— START OF Material to process —

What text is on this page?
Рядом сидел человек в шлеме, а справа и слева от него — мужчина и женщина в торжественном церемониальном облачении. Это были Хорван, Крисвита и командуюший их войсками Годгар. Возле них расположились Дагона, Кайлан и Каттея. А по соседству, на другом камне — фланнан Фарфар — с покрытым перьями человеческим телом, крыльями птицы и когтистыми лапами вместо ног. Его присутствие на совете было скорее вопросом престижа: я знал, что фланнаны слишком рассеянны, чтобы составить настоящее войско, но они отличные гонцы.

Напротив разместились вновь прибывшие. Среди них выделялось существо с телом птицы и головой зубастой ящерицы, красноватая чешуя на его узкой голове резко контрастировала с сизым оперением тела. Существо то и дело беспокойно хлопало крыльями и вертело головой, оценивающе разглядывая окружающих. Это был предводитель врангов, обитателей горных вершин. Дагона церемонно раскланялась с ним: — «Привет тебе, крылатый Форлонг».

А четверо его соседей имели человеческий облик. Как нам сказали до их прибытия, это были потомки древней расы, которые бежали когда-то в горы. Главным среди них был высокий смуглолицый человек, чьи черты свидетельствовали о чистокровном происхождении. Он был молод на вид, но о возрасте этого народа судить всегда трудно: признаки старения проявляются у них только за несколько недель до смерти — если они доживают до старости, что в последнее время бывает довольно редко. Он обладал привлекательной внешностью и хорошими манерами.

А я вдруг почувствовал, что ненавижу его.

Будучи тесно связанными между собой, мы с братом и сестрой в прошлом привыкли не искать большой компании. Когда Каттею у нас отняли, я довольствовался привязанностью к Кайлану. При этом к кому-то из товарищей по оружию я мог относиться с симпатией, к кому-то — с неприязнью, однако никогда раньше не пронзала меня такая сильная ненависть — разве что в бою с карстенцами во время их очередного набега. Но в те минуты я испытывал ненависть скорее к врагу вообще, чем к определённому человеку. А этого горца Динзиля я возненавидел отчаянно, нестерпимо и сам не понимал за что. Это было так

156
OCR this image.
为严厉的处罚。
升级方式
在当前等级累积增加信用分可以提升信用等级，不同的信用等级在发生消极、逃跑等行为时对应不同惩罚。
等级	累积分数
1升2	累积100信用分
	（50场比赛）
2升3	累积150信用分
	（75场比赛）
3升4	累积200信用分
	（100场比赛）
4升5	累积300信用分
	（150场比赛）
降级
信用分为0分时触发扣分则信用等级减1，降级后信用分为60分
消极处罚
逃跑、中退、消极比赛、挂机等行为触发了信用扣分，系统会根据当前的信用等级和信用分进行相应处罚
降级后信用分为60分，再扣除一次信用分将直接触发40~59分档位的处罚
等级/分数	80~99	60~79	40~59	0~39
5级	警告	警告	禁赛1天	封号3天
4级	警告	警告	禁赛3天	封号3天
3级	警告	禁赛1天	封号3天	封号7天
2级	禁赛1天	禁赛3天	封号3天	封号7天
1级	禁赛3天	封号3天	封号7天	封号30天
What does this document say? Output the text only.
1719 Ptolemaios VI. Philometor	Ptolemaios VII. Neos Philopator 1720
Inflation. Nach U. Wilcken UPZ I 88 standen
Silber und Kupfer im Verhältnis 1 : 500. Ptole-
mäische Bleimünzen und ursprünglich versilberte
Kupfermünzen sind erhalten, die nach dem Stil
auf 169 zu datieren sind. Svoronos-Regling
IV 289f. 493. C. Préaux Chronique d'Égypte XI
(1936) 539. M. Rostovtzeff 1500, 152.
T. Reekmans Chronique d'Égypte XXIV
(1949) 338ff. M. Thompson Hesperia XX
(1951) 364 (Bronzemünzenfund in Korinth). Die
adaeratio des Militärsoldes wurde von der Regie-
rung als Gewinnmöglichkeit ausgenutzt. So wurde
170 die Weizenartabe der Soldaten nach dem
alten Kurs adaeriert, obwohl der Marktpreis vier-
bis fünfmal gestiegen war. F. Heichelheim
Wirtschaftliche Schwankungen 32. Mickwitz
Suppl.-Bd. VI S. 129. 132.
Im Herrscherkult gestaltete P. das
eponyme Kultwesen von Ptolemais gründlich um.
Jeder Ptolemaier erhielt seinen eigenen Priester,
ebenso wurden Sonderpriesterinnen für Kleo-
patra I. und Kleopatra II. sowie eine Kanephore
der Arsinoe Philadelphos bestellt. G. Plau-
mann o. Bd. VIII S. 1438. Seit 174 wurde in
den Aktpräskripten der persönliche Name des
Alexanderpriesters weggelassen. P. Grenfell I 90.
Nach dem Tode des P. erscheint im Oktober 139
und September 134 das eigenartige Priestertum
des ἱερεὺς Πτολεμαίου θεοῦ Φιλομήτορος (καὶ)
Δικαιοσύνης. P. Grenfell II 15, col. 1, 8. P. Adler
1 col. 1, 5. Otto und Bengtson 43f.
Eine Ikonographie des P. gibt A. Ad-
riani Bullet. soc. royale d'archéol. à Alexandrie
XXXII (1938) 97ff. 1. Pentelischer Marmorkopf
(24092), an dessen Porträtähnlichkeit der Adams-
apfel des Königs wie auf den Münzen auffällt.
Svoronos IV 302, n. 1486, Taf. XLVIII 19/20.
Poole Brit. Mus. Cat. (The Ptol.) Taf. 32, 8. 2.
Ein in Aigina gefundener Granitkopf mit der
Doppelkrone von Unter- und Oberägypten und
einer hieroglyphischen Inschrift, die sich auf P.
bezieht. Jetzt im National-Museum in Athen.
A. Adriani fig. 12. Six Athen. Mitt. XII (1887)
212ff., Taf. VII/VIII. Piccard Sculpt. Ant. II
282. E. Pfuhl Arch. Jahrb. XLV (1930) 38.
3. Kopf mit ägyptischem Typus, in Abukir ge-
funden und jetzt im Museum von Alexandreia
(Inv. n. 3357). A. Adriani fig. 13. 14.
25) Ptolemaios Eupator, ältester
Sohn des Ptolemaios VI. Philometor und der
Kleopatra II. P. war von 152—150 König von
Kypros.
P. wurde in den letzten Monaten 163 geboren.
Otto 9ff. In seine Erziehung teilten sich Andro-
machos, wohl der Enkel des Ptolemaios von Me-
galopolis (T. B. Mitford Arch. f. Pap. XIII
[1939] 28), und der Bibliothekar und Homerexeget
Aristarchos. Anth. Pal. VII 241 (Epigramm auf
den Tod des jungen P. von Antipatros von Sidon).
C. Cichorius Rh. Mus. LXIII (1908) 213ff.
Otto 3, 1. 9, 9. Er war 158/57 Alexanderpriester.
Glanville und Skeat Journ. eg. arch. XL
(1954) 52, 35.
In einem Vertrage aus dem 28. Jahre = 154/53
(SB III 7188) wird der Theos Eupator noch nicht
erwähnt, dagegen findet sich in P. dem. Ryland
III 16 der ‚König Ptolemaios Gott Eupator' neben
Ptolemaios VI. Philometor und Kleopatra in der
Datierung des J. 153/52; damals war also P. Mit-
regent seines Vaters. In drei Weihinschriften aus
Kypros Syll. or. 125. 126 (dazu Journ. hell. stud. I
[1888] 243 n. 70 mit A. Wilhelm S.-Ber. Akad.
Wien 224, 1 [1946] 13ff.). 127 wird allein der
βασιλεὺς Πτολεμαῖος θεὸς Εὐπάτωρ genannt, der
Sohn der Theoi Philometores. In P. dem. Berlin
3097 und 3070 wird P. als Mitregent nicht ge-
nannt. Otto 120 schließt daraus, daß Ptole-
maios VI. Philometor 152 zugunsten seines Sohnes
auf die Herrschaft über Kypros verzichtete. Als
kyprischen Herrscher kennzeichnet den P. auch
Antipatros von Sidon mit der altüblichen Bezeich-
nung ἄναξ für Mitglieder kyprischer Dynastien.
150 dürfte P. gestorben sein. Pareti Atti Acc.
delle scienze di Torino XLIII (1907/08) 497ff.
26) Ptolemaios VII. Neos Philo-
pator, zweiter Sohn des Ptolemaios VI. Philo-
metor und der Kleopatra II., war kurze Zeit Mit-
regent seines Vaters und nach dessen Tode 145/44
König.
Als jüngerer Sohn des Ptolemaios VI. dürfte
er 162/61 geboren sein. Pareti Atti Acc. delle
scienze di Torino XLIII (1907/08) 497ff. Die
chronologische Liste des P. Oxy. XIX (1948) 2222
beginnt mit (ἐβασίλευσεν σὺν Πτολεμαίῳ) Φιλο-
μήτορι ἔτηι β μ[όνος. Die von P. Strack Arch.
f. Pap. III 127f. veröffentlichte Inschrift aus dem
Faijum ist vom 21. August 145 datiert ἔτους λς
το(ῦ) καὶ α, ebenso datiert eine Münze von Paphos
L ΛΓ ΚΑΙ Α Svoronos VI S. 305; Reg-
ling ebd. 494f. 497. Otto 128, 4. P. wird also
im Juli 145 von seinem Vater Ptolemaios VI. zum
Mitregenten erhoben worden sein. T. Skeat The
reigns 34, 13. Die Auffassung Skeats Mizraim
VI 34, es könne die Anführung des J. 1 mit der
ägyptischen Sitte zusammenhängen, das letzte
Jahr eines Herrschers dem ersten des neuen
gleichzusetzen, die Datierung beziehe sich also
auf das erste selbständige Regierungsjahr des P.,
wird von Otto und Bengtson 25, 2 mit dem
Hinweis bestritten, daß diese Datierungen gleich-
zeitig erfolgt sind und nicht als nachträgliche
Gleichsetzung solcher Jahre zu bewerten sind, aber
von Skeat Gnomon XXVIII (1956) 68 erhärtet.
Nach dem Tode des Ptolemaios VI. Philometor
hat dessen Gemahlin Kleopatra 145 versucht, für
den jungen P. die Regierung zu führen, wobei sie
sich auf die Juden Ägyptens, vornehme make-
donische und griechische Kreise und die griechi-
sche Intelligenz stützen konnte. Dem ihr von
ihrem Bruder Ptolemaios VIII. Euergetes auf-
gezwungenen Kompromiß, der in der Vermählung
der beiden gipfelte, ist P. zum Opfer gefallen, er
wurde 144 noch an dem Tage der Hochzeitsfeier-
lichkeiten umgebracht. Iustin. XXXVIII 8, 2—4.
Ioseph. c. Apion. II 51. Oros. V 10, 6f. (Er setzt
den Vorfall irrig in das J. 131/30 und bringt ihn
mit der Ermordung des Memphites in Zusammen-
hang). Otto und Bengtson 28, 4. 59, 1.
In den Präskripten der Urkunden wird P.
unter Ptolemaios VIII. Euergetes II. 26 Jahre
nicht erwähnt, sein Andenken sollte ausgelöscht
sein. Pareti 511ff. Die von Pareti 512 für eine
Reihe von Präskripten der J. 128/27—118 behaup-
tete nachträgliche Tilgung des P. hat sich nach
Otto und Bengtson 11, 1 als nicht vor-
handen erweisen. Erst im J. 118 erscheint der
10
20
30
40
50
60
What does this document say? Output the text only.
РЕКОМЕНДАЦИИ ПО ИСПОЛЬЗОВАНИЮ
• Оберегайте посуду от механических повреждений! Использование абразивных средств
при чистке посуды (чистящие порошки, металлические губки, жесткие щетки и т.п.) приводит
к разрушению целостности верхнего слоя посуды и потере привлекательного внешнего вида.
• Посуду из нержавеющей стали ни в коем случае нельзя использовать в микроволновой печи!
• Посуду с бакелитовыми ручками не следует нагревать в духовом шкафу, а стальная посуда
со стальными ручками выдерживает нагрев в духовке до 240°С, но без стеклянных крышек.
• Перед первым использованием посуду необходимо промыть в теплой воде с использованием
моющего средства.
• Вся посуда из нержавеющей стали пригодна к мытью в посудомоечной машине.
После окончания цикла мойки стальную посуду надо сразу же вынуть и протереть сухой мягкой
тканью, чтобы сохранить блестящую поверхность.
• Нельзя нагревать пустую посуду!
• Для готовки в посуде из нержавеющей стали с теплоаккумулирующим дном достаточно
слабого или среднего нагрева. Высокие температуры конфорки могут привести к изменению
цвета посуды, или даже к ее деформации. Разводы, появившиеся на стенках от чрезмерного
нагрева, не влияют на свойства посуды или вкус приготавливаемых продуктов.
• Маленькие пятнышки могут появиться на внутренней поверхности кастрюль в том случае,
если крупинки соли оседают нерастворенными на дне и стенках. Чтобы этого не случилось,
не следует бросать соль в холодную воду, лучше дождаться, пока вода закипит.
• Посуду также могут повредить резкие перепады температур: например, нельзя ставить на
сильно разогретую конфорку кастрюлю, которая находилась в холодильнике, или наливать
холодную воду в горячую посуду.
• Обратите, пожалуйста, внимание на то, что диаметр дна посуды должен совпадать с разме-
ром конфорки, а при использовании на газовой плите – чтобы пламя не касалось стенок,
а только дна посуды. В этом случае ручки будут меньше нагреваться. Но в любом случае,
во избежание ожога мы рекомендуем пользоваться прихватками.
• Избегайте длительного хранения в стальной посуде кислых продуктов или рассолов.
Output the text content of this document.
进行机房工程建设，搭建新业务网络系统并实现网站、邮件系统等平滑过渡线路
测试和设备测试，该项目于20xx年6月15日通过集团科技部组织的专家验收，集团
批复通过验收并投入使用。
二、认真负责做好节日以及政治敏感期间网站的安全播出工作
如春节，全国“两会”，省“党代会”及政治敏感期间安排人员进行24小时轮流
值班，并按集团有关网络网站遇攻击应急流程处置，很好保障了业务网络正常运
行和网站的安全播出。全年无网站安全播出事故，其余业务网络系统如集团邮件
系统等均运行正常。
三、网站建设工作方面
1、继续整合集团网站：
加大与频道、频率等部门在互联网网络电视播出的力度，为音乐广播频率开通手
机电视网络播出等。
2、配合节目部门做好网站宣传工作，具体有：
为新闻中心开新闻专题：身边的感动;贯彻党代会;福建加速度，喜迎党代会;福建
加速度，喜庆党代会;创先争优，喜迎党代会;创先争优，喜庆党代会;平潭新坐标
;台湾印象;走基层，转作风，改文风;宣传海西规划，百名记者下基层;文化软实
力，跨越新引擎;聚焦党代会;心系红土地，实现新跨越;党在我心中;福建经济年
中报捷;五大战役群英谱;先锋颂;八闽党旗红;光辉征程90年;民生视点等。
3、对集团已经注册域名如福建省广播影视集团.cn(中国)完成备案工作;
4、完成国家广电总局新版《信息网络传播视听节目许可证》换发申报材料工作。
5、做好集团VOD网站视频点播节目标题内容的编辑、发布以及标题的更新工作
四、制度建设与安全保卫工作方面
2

— END OF Material to process —

Reproduce exactly the line that holds "Output the text content of this document.", then every line after it, ending with the final line of the records above.

#### Right answer:
Output the text content of this document.
进行机房工程建设，搭建新业务网络系统并实现网站、邮件系统等平滑过渡线路
测试和设备测试，该项目于20xx年6月15日通过集团科技部组织的专家验收，集团
批复通过验收并投入使用。
二、认真负责做好节日以及政治敏感期间网站的安全播出工作
如春节，全国“两会”，省“党代会”及政治敏感期间安排人员进行24小时轮流
值班，并按集团有关网络网站遇攻击应急流程处置，很好保障了业务网络正常运
行和网站的安全播出。全年无网站安全播出事故，其余业务网络系统如集团邮件
系统等均运行正常。
三、网站建设工作方面
1、继续整合集团网站：
加大与频道、频率等部门在互联网网络电视播出的力度，为音乐广播频率开通手
机电视网络播出等。
2、配合节目部门做好网站宣传工作，具体有：
为新闻中心开新闻专题：身边的感动;贯彻党代会;福建加速度，喜迎党代会;福建
加速度，喜庆党代会;创先争优，喜迎党代会;创先争优，喜庆党代会;平潭新坐标
;台湾印象;走基层，转作风，改文风;宣传海西规划，百名记者下基层;文化软实
力，跨越新引擎;聚焦党代会;心系红土地，实现新跨越;党在我心中;福建经济年
中报捷;五大战役群英谱;先锋颂;八闽党旗红;光辉征程90年;民生视点等。
3、对集团已经注册域名如福建省广播影视集团.cn(中国)完成备案工作;
4、完成国家广电总局新版《信息网络传播视听节目许可证》换发申报材料工作。
5、做好集团VOD网站视频点播节目标题内容的编辑、发布以及标题的更新工作
四、制度建设与安全保卫工作方面
2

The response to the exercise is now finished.